- **Task instructions**:
Repeat word for word the lines from the one holding "What data populates" through the end, both ends included, and leave out every picture.

- **Data shown**:
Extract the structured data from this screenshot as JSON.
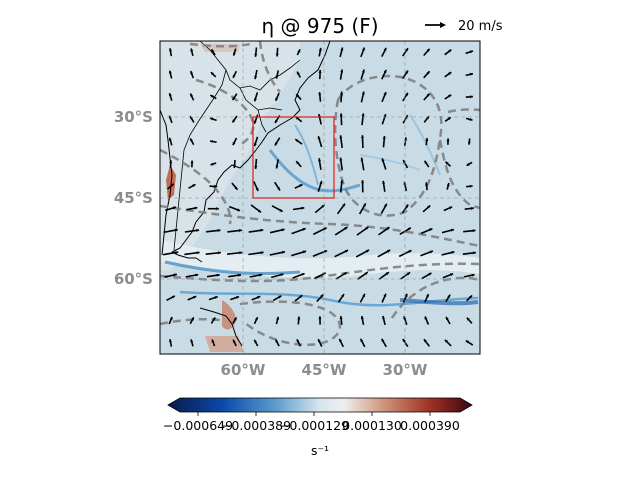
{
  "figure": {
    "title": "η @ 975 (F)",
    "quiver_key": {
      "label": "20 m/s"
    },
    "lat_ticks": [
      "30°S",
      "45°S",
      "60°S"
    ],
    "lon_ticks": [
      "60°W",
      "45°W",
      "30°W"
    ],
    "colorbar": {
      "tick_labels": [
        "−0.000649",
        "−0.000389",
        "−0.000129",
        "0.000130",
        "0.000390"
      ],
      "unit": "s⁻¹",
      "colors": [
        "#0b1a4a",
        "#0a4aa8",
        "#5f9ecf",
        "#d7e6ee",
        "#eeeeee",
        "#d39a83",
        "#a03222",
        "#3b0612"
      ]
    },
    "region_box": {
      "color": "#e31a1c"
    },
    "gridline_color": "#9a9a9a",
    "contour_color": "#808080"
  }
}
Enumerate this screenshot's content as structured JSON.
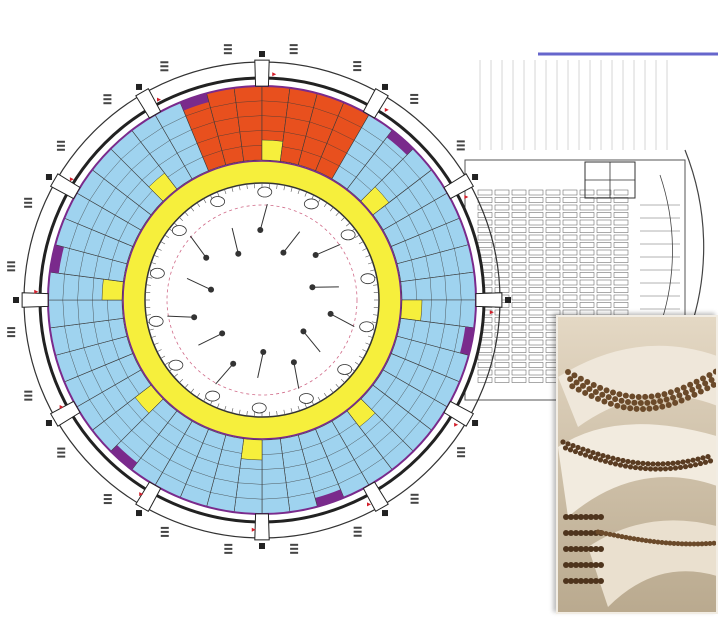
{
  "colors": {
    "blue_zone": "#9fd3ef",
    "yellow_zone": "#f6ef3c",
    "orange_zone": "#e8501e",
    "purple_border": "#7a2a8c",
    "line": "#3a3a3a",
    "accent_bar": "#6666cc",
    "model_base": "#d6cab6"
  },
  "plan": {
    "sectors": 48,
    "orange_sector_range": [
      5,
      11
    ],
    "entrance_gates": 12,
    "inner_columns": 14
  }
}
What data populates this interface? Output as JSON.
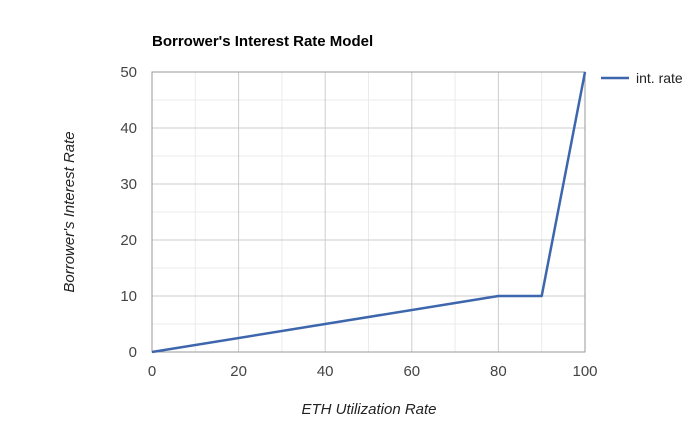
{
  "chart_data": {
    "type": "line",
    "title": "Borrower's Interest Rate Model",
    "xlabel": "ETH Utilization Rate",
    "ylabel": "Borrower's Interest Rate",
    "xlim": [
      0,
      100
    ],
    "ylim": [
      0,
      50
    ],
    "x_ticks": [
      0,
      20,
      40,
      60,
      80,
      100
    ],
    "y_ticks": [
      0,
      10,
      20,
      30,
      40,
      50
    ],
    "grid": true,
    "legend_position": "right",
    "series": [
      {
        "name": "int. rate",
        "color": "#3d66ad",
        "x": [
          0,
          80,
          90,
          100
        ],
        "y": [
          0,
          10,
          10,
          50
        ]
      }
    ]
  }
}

- **Exercise result**:
What data populates this interface? Output as JSON.
{
  "chart_data": {
    "type": "line",
    "title": "Borrower's Interest Rate Model",
    "xlabel": "ETH Utilization Rate",
    "ylabel": "Borrower's Interest Rate",
    "xlim": [
      0,
      100
    ],
    "ylim": [
      0,
      50
    ],
    "x_ticks": [
      0,
      20,
      40,
      60,
      80,
      100
    ],
    "y_ticks": [
      0,
      10,
      20,
      30,
      40,
      50
    ],
    "grid": true,
    "legend_position": "right",
    "series": [
      {
        "name": "int. rate",
        "color": "#3d66ad",
        "x": [
          0,
          80,
          90,
          100
        ],
        "y": [
          0,
          10,
          10,
          50
        ]
      }
    ]
  }
}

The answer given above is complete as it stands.